What is being asked: Copy out the items below word for word, starting with the line containing "data-point: [355, 395, 357, 397]" and ending with the line containing "data-point: [242, 126, 244, 128]", both included.

Records:
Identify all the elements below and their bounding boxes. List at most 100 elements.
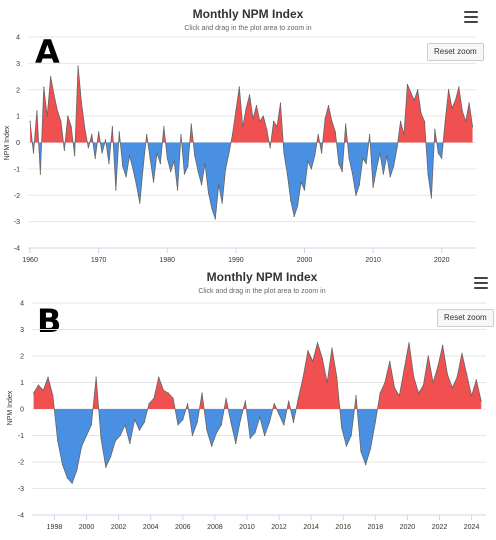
data-point: [355, 395, 357, 397]
data-point: [327, 104, 330, 107]
data-point: [442, 344, 444, 346]
data-point: [245, 107, 247, 109]
data-point: [413, 376, 415, 378]
data-point: [134, 419, 136, 421]
y-tick-label: 3: [20, 327, 24, 334]
data-point: [249, 94, 251, 96]
data-point: [218, 184, 220, 186]
data-point: [403, 368, 405, 370]
chart-title: Monthly NPM Index: [207, 270, 318, 284]
reset-zoom-button[interactable]: Reset zoom: [437, 309, 494, 327]
data-point: [326, 381, 328, 384]
data-point: [194, 155, 196, 157]
data-point: [46, 115, 48, 117]
y-tick-label: -3: [14, 219, 20, 226]
data-point: [87, 147, 89, 149]
data-point: [269, 147, 271, 149]
y-tick-label: 2: [20, 354, 24, 361]
data-point: [466, 373, 468, 376]
data-point: [324, 118, 326, 120]
data-point: [207, 192, 210, 194]
data-point: [231, 133, 234, 136]
data-point: [446, 373, 449, 376]
npm-index-chart-a[interactable]: Monthly NPM Index Click and drag in the …: [0, 0, 496, 270]
y-tick-label: 0: [20, 407, 24, 414]
data-point: [129, 442, 131, 445]
hamburger-menu-icon[interactable]: [474, 277, 488, 289]
data-point: [60, 120, 62, 122]
npm-index-chart-b[interactable]: Monthly NPM Index Click and drag in the …: [0, 270, 496, 540]
data-point: [211, 207, 213, 210]
x-tick-label: 2010: [365, 257, 381, 264]
x-tick-label: 2000: [79, 524, 95, 531]
data-point: [39, 173, 41, 175]
data-point: [177, 424, 179, 426]
data-point: [297, 205, 299, 207]
y-tick-label: 1: [16, 114, 20, 121]
data-point: [302, 376, 304, 378]
data-point: [351, 173, 354, 175]
data-point: [70, 126, 72, 128]
data-point: [252, 118, 254, 120]
data-point: [242, 126, 244, 128]
data-point: [47, 376, 49, 378]
data-point: [408, 342, 410, 344]
data-point: [108, 163, 110, 165]
data-point: [225, 397, 227, 399]
data-point: [310, 168, 312, 170]
data-point: [290, 199, 292, 202]
data-point: [451, 387, 453, 389]
y-tick-label: -1: [14, 166, 20, 173]
data-point: [122, 165, 124, 167]
hamburger-menu-icon[interactable]: [464, 11, 478, 23]
reset-zoom-button[interactable]: Reset zoom: [427, 43, 484, 61]
data-point: [334, 131, 336, 133]
data-point: [418, 392, 420, 394]
data-point: [104, 139, 107, 141]
data-point: [375, 168, 378, 170]
data-point: [307, 350, 309, 352]
data-point: [206, 429, 208, 431]
data-point: [341, 426, 343, 429]
data-point: [235, 110, 237, 112]
data-point: [197, 170, 199, 173]
data-point: [98, 131, 100, 133]
panel-label-a: A: [35, 33, 60, 71]
data-point: [316, 342, 319, 344]
data-point: [297, 397, 299, 399]
data-point: [264, 434, 266, 437]
data-point: [386, 155, 388, 157]
data-point: [283, 424, 285, 426]
data-point: [114, 440, 117, 442]
y-tick-label: 1: [20, 380, 24, 387]
data-point: [50, 75, 52, 78]
data-point: [249, 437, 251, 439]
data-point: [266, 128, 268, 130]
data-point: [458, 86, 460, 88]
data-point: [398, 395, 400, 397]
data-point: [37, 384, 40, 386]
data-point: [437, 152, 439, 154]
data-point: [307, 160, 309, 162]
data-point: [153, 397, 155, 399]
data-point: [187, 165, 189, 167]
data-point: [191, 434, 194, 437]
data-point: [173, 160, 175, 162]
data-point: [230, 421, 232, 423]
data-point: [413, 99, 415, 101]
data-point: [80, 102, 83, 104]
x-tick-label: 2022: [432, 524, 448, 531]
data-point: [159, 163, 162, 165]
data-point: [42, 389, 44, 392]
data-point: [105, 466, 107, 468]
x-tick-label: 1970: [91, 257, 107, 264]
data-point: [244, 400, 246, 402]
data-point: [470, 395, 473, 397]
data-point: [57, 440, 59, 442]
data-point: [170, 170, 172, 173]
data-point: [268, 421, 271, 423]
y-tick-label: -1: [18, 433, 24, 440]
data-point: [259, 416, 261, 418]
data-point: [288, 400, 290, 402]
data-point: [456, 376, 458, 378]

Exercise solution:
data-point: [355, 395, 357, 397]
data-point: [327, 104, 330, 107]
data-point: [442, 344, 444, 346]
data-point: [245, 107, 247, 109]
data-point: [413, 376, 415, 378]
data-point: [134, 419, 136, 421]
y-tick-label: 3: [20, 327, 24, 334]
data-point: [249, 94, 251, 96]
data-point: [218, 184, 220, 186]
data-point: [403, 368, 405, 370]
chart-title: Monthly NPM Index: [207, 270, 318, 284]
reset-zoom-button[interactable]: Reset zoom: [437, 309, 494, 327]
data-point: [326, 381, 328, 384]
data-point: [194, 155, 196, 157]
data-point: [46, 115, 48, 117]
y-tick-label: -3: [14, 219, 20, 226]
data-point: [87, 147, 89, 149]
data-point: [269, 147, 271, 149]
y-tick-label: 2: [20, 354, 24, 361]
data-point: [466, 373, 468, 376]
data-point: [324, 118, 326, 120]
data-point: [207, 192, 210, 194]
data-point: [231, 133, 234, 136]
data-point: [446, 373, 449, 376]
npm-index-chart-a[interactable]: Monthly NPM Index Click and drag in the …: [0, 0, 496, 270]
y-tick-label: 0: [20, 407, 24, 414]
data-point: [129, 442, 131, 445]
hamburger-menu-icon[interactable]: [474, 277, 488, 289]
data-point: [60, 120, 62, 122]
npm-index-chart-b[interactable]: Monthly NPM Index Click and drag in the …: [0, 270, 496, 540]
data-point: [211, 207, 213, 210]
x-tick-label: 2010: [365, 257, 381, 264]
x-tick-label: 2000: [79, 524, 95, 531]
data-point: [39, 173, 41, 175]
data-point: [177, 424, 179, 426]
data-point: [297, 205, 299, 207]
y-tick-label: 1: [16, 114, 20, 121]
data-point: [302, 376, 304, 378]
data-point: [351, 173, 354, 175]
data-point: [70, 126, 72, 128]
data-point: [252, 118, 254, 120]
data-point: [242, 126, 244, 128]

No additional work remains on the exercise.